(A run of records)
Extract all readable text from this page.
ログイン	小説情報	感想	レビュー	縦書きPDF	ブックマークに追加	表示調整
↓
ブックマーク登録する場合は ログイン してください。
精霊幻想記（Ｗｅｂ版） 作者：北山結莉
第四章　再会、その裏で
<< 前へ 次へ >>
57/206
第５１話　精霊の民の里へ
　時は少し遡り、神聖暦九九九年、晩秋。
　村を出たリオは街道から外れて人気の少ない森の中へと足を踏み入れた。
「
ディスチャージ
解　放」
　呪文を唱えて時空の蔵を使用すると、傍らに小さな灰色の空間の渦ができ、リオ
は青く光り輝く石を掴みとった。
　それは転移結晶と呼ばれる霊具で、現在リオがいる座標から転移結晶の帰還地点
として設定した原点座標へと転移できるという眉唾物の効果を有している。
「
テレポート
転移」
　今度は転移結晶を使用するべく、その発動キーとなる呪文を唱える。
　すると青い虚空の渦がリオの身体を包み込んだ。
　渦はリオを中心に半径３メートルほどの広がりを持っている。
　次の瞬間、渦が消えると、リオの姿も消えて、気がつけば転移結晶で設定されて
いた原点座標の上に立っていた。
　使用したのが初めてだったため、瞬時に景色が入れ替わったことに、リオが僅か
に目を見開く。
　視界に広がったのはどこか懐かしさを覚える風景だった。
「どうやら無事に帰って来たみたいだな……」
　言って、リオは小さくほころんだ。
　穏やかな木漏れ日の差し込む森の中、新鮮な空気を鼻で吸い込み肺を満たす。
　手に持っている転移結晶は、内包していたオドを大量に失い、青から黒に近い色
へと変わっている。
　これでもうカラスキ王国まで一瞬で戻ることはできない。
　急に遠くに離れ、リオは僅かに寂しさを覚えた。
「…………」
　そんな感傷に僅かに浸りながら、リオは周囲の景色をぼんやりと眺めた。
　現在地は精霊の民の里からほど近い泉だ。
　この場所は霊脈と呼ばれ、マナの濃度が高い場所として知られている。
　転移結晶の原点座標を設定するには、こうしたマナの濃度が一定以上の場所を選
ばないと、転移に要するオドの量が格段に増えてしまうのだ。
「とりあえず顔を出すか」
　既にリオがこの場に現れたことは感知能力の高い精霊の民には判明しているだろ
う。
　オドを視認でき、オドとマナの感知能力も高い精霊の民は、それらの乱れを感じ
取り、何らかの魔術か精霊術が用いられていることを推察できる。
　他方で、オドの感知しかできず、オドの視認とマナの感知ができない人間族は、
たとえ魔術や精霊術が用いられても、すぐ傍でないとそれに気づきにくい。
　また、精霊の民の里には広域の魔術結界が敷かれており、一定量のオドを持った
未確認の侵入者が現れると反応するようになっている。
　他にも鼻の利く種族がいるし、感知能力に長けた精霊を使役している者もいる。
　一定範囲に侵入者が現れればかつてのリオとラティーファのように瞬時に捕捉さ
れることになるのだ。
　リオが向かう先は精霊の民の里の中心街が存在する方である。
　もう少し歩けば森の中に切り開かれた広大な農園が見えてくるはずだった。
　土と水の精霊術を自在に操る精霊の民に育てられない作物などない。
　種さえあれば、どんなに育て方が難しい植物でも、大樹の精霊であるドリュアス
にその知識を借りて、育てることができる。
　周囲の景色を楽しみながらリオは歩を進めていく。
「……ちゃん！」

EXERCISE GOAL: Set down all of the data above, word for word.

RESULT:
Extract all readable text from this page.
ログイン	小説情報	感想	レビュー	縦書きPDF	ブックマークに追加	表示調整
↓
ブックマーク登録する場合は ログイン してください。
精霊幻想記（Ｗｅｂ版） 作者：北山結莉
第四章　再会、その裏で
<< 前へ 次へ >>
57/206
第５１話　精霊の民の里へ
　時は少し遡り、神聖暦九九九年、晩秋。
　村を出たリオは街道から外れて人気の少ない森の中へと足を踏み入れた。
「
ディスチャージ
解　放」
　呪文を唱えて時空の蔵を使用すると、傍らに小さな灰色の空間の渦ができ、リオ
は青く光り輝く石を掴みとった。
　それは転移結晶と呼ばれる霊具で、現在リオがいる座標から転移結晶の帰還地点
として設定した原点座標へと転移できるという眉唾物の効果を有している。
「
テレポート
転移」
　今度は転移結晶を使用するべく、その発動キーとなる呪文を唱える。
　すると青い虚空の渦がリオの身体を包み込んだ。
　渦はリオを中心に半径３メートルほどの広がりを持っている。
　次の瞬間、渦が消えると、リオの姿も消えて、気がつけば転移結晶で設定されて
いた原点座標の上に立っていた。
　使用したのが初めてだったため、瞬時に景色が入れ替わったことに、リオが僅か
に目を見開く。
　視界に広がったのはどこか懐かしさを覚える風景だった。
「どうやら無事に帰って来たみたいだな……」
　言って、リオは小さくほころんだ。
　穏やかな木漏れ日の差し込む森の中、新鮮な空気を鼻で吸い込み肺を満たす。
　手に持っている転移結晶は、内包していたオドを大量に失い、青から黒に近い色
へと変わっている。
　これでもうカラスキ王国まで一瞬で戻ることはできない。
　急に遠くに離れ、リオは僅かに寂しさを覚えた。
「…………」
　そんな感傷に僅かに浸りながら、リオは周囲の景色をぼんやりと眺めた。
　現在地は精霊の民の里からほど近い泉だ。
　この場所は霊脈と呼ばれ、マナの濃度が高い場所として知られている。
　転移結晶の原点座標を設定するには、こうしたマナの濃度が一定以上の場所を選
ばないと、転移に要するオドの量が格段に増えてしまうのだ。
「とりあえず顔を出すか」
　既にリオがこの場に現れたことは感知能力の高い精霊の民には判明しているだろ
う。
　オドを視認でき、オドとマナの感知能力も高い精霊の民は、それらの乱れを感じ
取り、何らかの魔術か精霊術が用いられていることを推察できる。
　他方で、オドの感知しかできず、オドの視認とマナの感知ができない人間族は、
たとえ魔術や精霊術が用いられても、すぐ傍でないとそれに気づきにくい。
　また、精霊の民の里には広域の魔術結界が敷かれており、一定量のオドを持った
未確認の侵入者が現れると反応するようになっている。
　他にも鼻の利く種族がいるし、感知能力に長けた精霊を使役している者もいる。
　一定範囲に侵入者が現れればかつてのリオとラティーファのように瞬時に捕捉さ
れることになるのだ。
　リオが向かう先は精霊の民の里の中心街が存在する方である。
　もう少し歩けば森の中に切り開かれた広大な農園が見えてくるはずだった。
　土と水の精霊術を自在に操る精霊の民に育てられない作物などない。
　種さえあれば、どんなに育て方が難しい植物でも、大樹の精霊であるドリュアス
にその知識を借りて、育てることができる。
　周囲の景色を楽しみながらリオは歩を進めていく。
「……ちゃん！」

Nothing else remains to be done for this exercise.